Start of Provided data
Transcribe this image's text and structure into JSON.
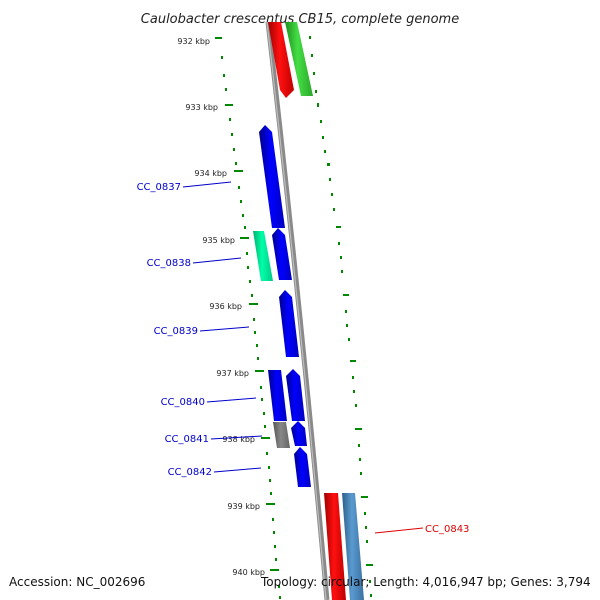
{
  "title": "Caulobacter crescentus CB15, complete genome",
  "footer": {
    "accession": "Accession: NC_002696",
    "summary": "Topology: circular; Length: 4,016,947 bp; Genes: 3,794"
  },
  "ticks": [
    "932 kbp",
    "933 kbp",
    "934 kbp",
    "935 kbp",
    "936 kbp",
    "937 kbp",
    "938 kbp",
    "939 kbp",
    "940 kbp"
  ],
  "gene_labels": [
    {
      "id": "cc-0837",
      "text": "CC_0837",
      "color": "#0000cc"
    },
    {
      "id": "cc-0838",
      "text": "CC_0838",
      "color": "#0000cc"
    },
    {
      "id": "cc-0839",
      "text": "CC_0839",
      "color": "#0000cc"
    },
    {
      "id": "cc-0840",
      "text": "CC_0840",
      "color": "#0000cc"
    },
    {
      "id": "cc-0841",
      "text": "CC_0841",
      "color": "#0000cc"
    },
    {
      "id": "cc-0842",
      "text": "CC_0842",
      "color": "#0000cc"
    },
    {
      "id": "cc-0843",
      "text": "CC_0843",
      "color": "#dd0000"
    }
  ],
  "colors": {
    "cds_blue": "#0000ee",
    "rrna_red": "#ee0000",
    "trna_green": "#33cc33",
    "misc_teal": "#00ee99",
    "pseudo_gray": "#777777",
    "steel_blue": "#4682b4",
    "backbone": "#888888",
    "ticks": "#008800"
  }
}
End of Provided data
• Exercise aim:
Search the data above for the string "text" and copy each line that has it.

• Your solution:
Transcribe this image's text and structure into JSON.
      "text": "CC_0837",
      "text": "CC_0838",
      "text": "CC_0839",
      "text": "CC_0840",
      "text": "CC_0841",
      "text": "CC_0842",
      "text": "CC_0843",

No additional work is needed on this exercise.